■ **DATA IN THIS EXERCISE**
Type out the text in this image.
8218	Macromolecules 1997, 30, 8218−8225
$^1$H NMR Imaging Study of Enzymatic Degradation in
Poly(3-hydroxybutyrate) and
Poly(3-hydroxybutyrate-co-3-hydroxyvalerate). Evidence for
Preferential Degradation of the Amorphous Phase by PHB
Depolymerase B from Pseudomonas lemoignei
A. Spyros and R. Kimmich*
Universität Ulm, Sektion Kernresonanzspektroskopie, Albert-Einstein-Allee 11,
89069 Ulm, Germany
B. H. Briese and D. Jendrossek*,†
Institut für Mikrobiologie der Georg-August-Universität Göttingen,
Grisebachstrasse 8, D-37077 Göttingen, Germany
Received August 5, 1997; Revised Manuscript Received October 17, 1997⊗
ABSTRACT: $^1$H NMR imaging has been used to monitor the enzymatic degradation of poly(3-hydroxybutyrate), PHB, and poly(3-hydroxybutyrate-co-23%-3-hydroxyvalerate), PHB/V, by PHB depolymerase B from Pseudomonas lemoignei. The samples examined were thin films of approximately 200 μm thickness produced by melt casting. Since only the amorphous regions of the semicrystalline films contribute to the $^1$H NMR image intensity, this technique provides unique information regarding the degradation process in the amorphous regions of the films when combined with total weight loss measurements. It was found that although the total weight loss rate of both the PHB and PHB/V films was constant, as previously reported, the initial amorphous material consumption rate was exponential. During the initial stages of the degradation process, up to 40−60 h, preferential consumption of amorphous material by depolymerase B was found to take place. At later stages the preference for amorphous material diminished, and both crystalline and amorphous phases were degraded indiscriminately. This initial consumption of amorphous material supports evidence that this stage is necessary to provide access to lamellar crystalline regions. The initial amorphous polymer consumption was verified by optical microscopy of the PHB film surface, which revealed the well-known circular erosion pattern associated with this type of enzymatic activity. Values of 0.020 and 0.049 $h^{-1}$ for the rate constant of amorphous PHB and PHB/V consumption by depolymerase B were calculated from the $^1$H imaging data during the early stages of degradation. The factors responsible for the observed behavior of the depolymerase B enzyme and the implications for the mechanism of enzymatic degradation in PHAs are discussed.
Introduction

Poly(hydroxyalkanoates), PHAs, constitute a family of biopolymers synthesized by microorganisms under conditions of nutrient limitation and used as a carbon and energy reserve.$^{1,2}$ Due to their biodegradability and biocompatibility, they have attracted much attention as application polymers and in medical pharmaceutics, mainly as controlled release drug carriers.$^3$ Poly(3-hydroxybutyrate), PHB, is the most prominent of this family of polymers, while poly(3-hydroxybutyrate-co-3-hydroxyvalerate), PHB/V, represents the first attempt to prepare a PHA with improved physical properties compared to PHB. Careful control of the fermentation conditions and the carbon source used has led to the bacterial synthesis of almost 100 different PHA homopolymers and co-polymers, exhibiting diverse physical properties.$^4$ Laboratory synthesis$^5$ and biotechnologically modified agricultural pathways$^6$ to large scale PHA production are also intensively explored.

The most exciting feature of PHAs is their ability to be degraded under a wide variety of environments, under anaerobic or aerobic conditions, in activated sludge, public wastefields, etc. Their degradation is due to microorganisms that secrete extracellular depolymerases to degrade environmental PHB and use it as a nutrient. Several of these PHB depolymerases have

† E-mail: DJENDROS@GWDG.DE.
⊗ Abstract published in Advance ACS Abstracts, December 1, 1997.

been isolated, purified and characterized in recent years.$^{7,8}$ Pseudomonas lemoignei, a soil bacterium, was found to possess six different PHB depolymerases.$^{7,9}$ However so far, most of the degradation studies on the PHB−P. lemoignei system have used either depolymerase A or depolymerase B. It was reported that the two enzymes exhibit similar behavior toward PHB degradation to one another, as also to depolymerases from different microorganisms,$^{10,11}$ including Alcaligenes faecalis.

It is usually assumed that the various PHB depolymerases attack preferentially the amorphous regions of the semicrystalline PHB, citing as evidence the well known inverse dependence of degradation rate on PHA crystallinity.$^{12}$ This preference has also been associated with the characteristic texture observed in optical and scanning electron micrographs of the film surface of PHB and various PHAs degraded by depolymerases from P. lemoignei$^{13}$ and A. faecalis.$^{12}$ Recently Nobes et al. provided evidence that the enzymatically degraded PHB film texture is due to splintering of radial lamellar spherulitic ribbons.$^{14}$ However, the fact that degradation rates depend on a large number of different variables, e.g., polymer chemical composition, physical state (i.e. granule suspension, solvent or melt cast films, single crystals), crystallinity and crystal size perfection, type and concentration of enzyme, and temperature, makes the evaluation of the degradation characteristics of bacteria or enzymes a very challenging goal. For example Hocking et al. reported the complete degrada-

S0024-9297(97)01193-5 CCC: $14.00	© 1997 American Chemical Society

■ **WHAT IS BEING ASKED**
Each line must be given again exactly as written above.

■ **PROBLEM SOLUTION**
Type out the text in this image.
8218	Macromolecules 1997, 30, 8218−8225
$^1$H NMR Imaging Study of Enzymatic Degradation in
Poly(3-hydroxybutyrate) and
Poly(3-hydroxybutyrate-co-3-hydroxyvalerate). Evidence for
Preferential Degradation of the Amorphous Phase by PHB
Depolymerase B from Pseudomonas lemoignei
A. Spyros and R. Kimmich*
Universität Ulm, Sektion Kernresonanzspektroskopie, Albert-Einstein-Allee 11,
89069 Ulm, Germany
B. H. Briese and D. Jendrossek*,†
Institut für Mikrobiologie der Georg-August-Universität Göttingen,
Grisebachstrasse 8, D-37077 Göttingen, Germany
Received August 5, 1997; Revised Manuscript Received October 17, 1997⊗
ABSTRACT: $^1$H NMR imaging has been used to monitor the enzymatic degradation of poly(3-hydroxybutyrate), PHB, and poly(3-hydroxybutyrate-co-23%-3-hydroxyvalerate), PHB/V, by PHB depolymerase B from Pseudomonas lemoignei. The samples examined were thin films of approximately 200 μm thickness produced by melt casting. Since only the amorphous regions of the semicrystalline films contribute to the $^1$H NMR image intensity, this technique provides unique information regarding the degradation process in the amorphous regions of the films when combined with total weight loss measurements. It was found that although the total weight loss rate of both the PHB and PHB/V films was constant, as previously reported, the initial amorphous material consumption rate was exponential. During the initial stages of the degradation process, up to 40−60 h, preferential consumption of amorphous material by depolymerase B was found to take place. At later stages the preference for amorphous material diminished, and both crystalline and amorphous phases were degraded indiscriminately. This initial consumption of amorphous material supports evidence that this stage is necessary to provide access to lamellar crystalline regions. The initial amorphous polymer consumption was verified by optical microscopy of the PHB film surface, which revealed the well-known circular erosion pattern associated with this type of enzymatic activity. Values of 0.020 and 0.049 $h^{-1}$ for the rate constant of amorphous PHB and PHB/V consumption by depolymerase B were calculated from the $^1$H imaging data during the early stages of degradation. The factors responsible for the observed behavior of the depolymerase B enzyme and the implications for the mechanism of enzymatic degradation in PHAs are discussed.
Introduction

Poly(hydroxyalkanoates), PHAs, constitute a family of biopolymers synthesized by microorganisms under conditions of nutrient limitation and used as a carbon and energy reserve.$^{1,2}$ Due to their biodegradability and biocompatibility, they have attracted much attention as application polymers and in medical pharmaceutics, mainly as controlled release drug carriers.$^3$ Poly(3-hydroxybutyrate), PHB, is the most prominent of this family of polymers, while poly(3-hydroxybutyrate-co-3-hydroxyvalerate), PHB/V, represents the first attempt to prepare a PHA with improved physical properties compared to PHB. Careful control of the fermentation conditions and the carbon source used has led to the bacterial synthesis of almost 100 different PHA homopolymers and co-polymers, exhibiting diverse physical properties.$^4$ Laboratory synthesis$^5$ and biotechnologically modified agricultural pathways$^6$ to large scale PHA production are also intensively explored.

The most exciting feature of PHAs is their ability to be degraded under a wide variety of environments, under anaerobic or aerobic conditions, in activated sludge, public wastefields, etc. Their degradation is due to microorganisms that secrete extracellular depolymerases to degrade environmental PHB and use it as a nutrient. Several of these PHB depolymerases have

† E-mail: DJENDROS@GWDG.DE.
⊗ Abstract published in Advance ACS Abstracts, December 1, 1997.

been isolated, purified and characterized in recent years.$^{7,8}$ Pseudomonas lemoignei, a soil bacterium, was found to possess six different PHB depolymerases.$^{7,9}$ However so far, most of the degradation studies on the PHB−P. lemoignei system have used either depolymerase A or depolymerase B. It was reported that the two enzymes exhibit similar behavior toward PHB degradation to one another, as also to depolymerases from different microorganisms,$^{10,11}$ including Alcaligenes faecalis.

It is usually assumed that the various PHB depolymerases attack preferentially the amorphous regions of the semicrystalline PHB, citing as evidence the well known inverse dependence of degradation rate on PHA crystallinity.$^{12}$ This preference has also been associated with the characteristic texture observed in optical and scanning electron micrographs of the film surface of PHB and various PHAs degraded by depolymerases from P. lemoignei$^{13}$ and A. faecalis.$^{12}$ Recently Nobes et al. provided evidence that the enzymatically degraded PHB film texture is due to splintering of radial lamellar spherulitic ribbons.$^{14}$ However, the fact that degradation rates depend on a large number of different variables, e.g., polymer chemical composition, physical state (i.e. granule suspension, solvent or melt cast films, single crystals), crystallinity and crystal size perfection, type and concentration of enzyme, and temperature, makes the evaluation of the degradation characteristics of bacteria or enzymes a very challenging goal. For example Hocking et al. reported the complete degrada-

S0024-9297(97)01193-5 CCC: $14.00	© 1997 American Chemical Society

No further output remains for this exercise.